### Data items
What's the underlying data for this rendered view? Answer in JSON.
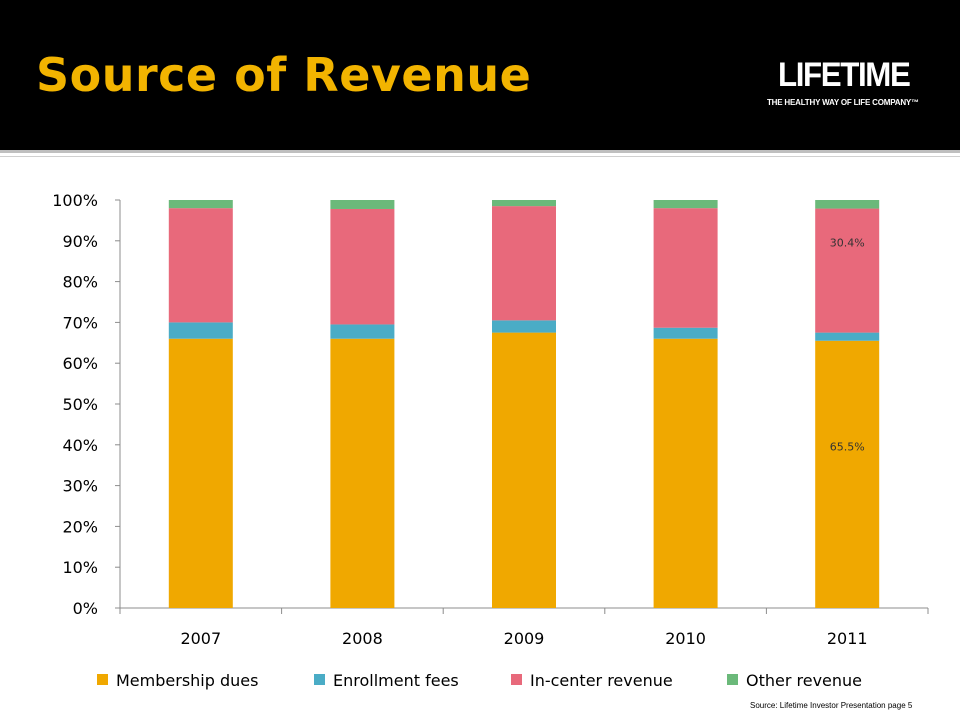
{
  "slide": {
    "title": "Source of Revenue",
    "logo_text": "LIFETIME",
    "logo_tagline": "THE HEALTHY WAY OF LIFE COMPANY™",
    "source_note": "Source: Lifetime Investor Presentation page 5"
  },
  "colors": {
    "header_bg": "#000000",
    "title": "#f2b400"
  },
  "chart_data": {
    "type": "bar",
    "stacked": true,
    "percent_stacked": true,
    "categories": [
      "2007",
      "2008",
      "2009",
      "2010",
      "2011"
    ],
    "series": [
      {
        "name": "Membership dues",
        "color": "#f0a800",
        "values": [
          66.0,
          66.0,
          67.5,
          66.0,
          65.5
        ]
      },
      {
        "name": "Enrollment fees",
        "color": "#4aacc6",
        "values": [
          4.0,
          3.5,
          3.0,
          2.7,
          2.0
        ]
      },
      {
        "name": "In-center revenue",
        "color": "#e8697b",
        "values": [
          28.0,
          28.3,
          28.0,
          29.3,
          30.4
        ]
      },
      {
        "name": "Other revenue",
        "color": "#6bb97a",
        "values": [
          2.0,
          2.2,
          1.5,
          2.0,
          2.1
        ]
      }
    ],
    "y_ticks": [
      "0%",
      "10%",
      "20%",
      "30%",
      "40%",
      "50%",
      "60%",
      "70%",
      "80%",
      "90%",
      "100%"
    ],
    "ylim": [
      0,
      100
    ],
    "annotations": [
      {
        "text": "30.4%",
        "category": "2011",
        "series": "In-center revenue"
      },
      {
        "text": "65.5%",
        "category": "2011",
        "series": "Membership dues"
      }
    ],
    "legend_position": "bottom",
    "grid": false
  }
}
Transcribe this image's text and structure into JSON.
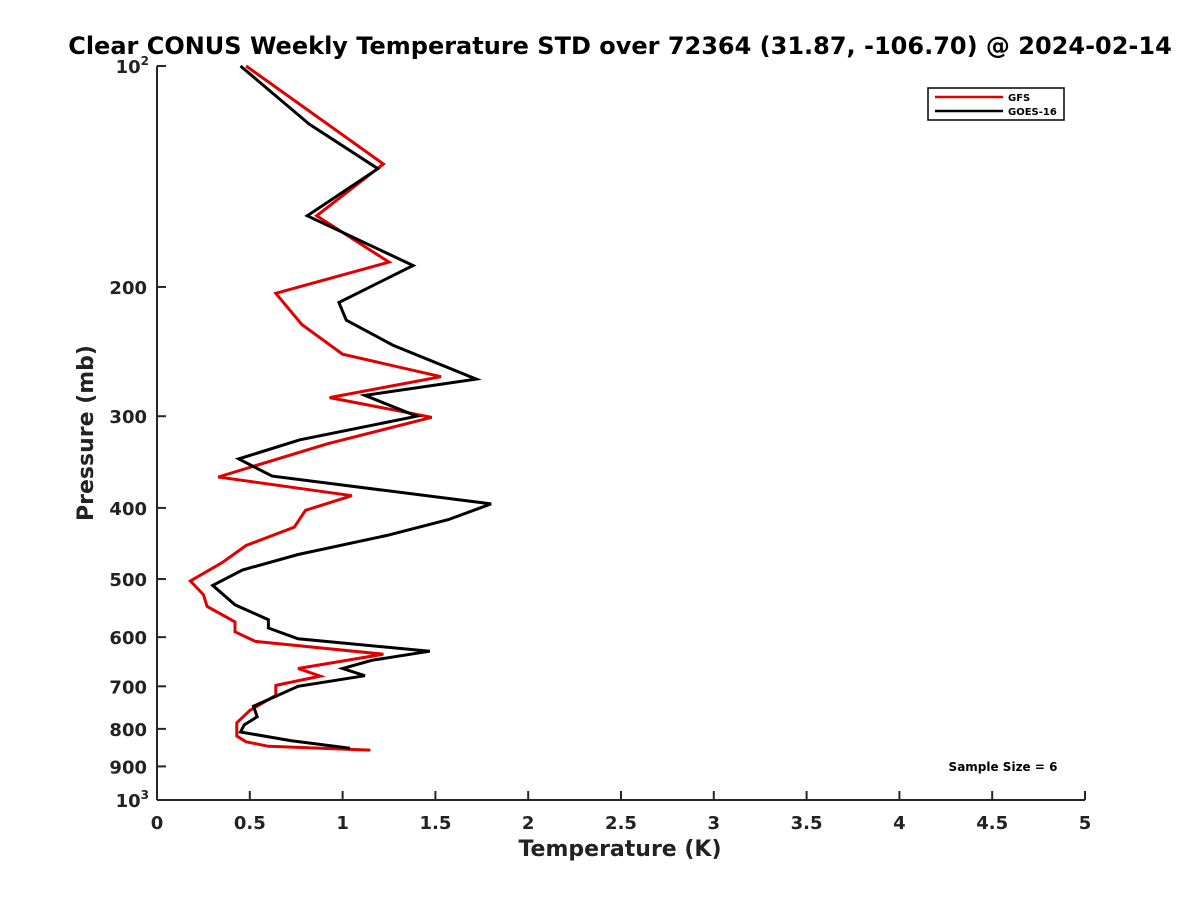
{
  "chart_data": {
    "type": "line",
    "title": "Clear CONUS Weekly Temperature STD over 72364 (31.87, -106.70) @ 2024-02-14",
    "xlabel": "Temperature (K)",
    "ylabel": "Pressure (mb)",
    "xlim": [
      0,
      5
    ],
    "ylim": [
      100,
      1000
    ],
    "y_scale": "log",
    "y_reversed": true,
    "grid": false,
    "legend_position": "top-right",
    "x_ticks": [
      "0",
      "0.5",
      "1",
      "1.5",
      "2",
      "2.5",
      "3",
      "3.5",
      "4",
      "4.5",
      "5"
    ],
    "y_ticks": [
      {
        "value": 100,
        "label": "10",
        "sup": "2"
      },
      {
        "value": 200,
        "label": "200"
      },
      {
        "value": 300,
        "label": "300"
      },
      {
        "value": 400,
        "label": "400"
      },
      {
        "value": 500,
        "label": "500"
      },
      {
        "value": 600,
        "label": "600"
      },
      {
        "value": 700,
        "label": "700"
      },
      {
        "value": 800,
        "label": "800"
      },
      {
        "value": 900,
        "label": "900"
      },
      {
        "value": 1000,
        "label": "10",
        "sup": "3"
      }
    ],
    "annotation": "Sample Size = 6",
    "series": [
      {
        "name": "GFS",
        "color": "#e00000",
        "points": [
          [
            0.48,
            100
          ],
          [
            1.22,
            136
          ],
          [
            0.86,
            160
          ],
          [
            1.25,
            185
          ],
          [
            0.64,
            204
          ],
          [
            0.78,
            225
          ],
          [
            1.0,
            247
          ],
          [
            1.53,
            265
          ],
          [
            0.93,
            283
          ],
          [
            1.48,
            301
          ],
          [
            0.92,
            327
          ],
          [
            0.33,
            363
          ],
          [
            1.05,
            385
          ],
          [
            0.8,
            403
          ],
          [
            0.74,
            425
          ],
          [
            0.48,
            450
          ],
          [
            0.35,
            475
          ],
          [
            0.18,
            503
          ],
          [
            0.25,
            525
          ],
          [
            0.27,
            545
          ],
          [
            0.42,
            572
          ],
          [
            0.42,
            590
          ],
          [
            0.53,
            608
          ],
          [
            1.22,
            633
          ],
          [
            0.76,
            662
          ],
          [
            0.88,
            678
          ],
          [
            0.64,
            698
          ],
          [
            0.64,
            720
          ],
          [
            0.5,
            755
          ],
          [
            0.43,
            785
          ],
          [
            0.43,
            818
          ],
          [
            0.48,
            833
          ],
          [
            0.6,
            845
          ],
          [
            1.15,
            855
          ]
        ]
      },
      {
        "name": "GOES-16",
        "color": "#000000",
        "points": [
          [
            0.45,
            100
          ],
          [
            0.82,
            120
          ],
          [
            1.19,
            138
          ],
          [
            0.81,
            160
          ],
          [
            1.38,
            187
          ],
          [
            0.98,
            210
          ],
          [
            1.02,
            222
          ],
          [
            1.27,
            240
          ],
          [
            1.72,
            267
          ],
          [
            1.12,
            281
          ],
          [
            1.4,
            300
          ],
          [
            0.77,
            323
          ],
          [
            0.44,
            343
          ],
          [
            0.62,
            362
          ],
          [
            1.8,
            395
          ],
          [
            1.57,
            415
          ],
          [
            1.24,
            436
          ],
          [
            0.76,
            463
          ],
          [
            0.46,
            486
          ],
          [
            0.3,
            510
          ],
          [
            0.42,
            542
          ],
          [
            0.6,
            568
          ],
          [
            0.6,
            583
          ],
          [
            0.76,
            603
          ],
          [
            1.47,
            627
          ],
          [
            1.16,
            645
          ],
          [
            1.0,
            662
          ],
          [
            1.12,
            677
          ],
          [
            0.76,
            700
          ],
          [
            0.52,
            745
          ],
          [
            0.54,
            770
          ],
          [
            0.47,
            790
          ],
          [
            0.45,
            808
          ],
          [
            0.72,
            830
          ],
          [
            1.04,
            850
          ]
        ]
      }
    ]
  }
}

### Challenge
Using the records given above, list every line that includes the word "name".

### Full solution
        "name": "Membership dues",
        "name": "Enrollment fees",
        "name": "In-center revenue",
        "name": "Other revenue",
        "name": "GFS",
        "name": "GOES-16",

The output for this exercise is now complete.